── Records to use

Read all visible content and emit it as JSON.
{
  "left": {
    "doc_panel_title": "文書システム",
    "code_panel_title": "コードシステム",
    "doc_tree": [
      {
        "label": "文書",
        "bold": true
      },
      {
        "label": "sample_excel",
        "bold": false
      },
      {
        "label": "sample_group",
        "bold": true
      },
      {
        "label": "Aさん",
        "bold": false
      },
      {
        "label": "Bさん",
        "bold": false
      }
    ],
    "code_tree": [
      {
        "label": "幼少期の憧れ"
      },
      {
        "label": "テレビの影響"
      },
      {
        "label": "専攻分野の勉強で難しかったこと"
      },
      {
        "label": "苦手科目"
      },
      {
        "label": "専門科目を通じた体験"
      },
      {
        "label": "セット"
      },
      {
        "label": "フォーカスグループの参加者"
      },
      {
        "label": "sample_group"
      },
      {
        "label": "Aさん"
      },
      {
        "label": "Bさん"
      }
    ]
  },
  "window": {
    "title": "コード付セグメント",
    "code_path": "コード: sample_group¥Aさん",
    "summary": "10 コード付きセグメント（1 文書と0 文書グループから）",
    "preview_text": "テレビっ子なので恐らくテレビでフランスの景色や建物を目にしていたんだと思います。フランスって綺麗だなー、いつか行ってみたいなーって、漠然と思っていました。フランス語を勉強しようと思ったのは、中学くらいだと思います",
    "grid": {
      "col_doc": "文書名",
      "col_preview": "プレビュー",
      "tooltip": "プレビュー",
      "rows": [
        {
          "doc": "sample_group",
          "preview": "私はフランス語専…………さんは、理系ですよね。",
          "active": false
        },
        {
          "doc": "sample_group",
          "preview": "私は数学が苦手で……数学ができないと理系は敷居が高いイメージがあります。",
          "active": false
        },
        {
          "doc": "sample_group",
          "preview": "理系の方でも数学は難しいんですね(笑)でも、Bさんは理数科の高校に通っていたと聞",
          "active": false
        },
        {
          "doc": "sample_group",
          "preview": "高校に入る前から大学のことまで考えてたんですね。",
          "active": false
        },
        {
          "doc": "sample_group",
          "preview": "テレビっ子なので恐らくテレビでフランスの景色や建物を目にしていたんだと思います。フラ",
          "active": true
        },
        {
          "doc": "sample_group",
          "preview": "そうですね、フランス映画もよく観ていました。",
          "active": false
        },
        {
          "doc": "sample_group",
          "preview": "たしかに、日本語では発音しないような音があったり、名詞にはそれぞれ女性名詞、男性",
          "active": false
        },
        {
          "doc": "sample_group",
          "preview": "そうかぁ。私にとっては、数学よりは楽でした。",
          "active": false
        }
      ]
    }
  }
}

────

◆ Directions for this task:
In the records above, find each line holding "テレビっ子なので恐らくテレビでフランスの景色や建物を目にしていたんだと思います" and copy it.

◆ Solution:
    "preview_text": "テレビっ子なので恐らくテレビでフランスの景色や建物を目にしていたんだと思います。フランスって綺麗だなー、いつか行ってみたいなーって、漠然と思っていました。フランス語を勉強しようと思ったのは、中学くらいだと思います",
          "preview": "テレビっ子なので恐らくテレビでフランスの景色や建物を目にしていたんだと思います。フラ",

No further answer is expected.